• What the task requires: Gather up every line that includes the string "display".

[Stored data entries]
****

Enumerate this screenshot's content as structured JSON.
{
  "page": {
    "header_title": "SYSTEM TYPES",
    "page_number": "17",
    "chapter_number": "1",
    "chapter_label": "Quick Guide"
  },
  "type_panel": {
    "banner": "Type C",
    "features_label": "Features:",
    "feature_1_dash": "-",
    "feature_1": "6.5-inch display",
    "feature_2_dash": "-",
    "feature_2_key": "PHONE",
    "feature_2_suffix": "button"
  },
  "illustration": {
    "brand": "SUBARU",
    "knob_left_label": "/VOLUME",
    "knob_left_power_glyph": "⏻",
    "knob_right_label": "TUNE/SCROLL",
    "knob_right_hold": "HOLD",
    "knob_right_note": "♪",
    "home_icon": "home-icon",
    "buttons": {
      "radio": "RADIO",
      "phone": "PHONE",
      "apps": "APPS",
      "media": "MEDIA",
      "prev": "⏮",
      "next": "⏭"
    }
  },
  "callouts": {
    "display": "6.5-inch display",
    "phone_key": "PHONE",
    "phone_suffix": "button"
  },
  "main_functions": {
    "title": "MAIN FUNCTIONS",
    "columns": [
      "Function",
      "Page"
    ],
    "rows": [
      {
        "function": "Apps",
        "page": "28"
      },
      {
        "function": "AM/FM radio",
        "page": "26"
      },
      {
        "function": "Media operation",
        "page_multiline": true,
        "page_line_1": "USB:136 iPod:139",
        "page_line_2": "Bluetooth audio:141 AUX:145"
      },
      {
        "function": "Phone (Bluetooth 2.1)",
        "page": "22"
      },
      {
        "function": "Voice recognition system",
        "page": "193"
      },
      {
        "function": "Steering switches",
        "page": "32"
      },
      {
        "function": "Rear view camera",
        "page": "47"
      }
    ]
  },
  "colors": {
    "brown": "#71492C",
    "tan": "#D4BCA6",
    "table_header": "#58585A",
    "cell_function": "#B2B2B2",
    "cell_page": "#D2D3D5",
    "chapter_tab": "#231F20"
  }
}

****

• Output for this exercise:
    "feature_1": "6.5-inch display",
    "display": "6.5-inch display",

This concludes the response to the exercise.